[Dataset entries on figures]
────────────────

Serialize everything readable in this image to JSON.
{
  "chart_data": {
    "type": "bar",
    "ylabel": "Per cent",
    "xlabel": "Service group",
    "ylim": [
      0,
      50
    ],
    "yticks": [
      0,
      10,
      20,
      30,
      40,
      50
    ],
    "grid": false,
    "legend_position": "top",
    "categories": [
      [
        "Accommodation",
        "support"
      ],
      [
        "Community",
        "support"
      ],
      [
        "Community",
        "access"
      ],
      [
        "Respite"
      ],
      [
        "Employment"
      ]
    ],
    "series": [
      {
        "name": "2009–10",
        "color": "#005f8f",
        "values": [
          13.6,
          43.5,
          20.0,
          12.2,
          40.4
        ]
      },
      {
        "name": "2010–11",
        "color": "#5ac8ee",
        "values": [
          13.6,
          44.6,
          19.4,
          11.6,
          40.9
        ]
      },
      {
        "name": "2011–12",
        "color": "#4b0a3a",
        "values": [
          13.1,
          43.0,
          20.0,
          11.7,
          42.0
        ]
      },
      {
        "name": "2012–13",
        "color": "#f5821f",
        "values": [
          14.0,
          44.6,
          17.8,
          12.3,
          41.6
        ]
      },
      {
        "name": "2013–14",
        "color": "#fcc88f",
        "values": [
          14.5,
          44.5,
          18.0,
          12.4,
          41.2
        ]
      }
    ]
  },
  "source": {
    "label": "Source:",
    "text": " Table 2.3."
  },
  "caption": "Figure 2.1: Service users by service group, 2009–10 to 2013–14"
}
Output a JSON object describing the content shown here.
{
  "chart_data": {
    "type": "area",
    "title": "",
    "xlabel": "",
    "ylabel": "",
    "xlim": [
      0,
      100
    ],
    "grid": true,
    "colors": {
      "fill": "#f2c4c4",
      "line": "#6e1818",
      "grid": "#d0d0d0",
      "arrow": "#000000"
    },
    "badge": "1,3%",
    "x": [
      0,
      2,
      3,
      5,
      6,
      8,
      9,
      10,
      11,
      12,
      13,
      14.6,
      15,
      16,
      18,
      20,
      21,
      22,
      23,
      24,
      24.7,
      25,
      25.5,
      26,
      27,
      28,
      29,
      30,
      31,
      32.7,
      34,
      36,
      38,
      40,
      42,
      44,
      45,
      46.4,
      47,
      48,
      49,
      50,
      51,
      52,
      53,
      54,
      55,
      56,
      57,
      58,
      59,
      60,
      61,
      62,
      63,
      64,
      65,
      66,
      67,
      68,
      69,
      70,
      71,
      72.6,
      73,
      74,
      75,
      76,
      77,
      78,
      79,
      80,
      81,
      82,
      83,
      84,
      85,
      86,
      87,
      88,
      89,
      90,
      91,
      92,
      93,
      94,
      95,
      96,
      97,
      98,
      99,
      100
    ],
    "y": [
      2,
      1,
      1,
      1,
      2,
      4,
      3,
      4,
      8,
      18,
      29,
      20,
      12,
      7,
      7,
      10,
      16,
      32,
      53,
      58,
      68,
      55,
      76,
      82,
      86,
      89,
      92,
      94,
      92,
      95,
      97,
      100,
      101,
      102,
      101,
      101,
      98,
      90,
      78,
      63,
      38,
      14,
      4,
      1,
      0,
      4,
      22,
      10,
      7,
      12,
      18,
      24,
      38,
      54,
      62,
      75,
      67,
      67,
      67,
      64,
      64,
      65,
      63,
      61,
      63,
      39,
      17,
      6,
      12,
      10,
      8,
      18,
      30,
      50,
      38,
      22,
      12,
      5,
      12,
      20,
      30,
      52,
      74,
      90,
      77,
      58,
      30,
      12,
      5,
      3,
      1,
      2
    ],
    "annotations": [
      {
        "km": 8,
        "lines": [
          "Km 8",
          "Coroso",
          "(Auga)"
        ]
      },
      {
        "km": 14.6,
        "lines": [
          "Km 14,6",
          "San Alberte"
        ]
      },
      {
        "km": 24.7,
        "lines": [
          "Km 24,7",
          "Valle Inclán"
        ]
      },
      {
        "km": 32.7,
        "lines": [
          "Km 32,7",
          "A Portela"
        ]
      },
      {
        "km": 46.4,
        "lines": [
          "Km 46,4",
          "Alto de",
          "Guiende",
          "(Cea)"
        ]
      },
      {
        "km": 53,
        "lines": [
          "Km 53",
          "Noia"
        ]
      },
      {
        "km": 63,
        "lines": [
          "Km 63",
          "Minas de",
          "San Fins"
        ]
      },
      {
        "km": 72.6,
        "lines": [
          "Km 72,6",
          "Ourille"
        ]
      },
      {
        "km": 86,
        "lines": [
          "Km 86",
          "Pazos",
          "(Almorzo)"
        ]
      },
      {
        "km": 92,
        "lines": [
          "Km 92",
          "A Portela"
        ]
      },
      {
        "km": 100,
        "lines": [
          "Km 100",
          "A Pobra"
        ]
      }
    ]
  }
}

────────────────

◆ AIM
Take each line of the material that contains the word "group" and list it.

◆ WRITTEN RESPONSE
    "xlabel": "Service group",
  "caption": "Figure 2.1: Service users by service group, 2009–10 to 2013–14"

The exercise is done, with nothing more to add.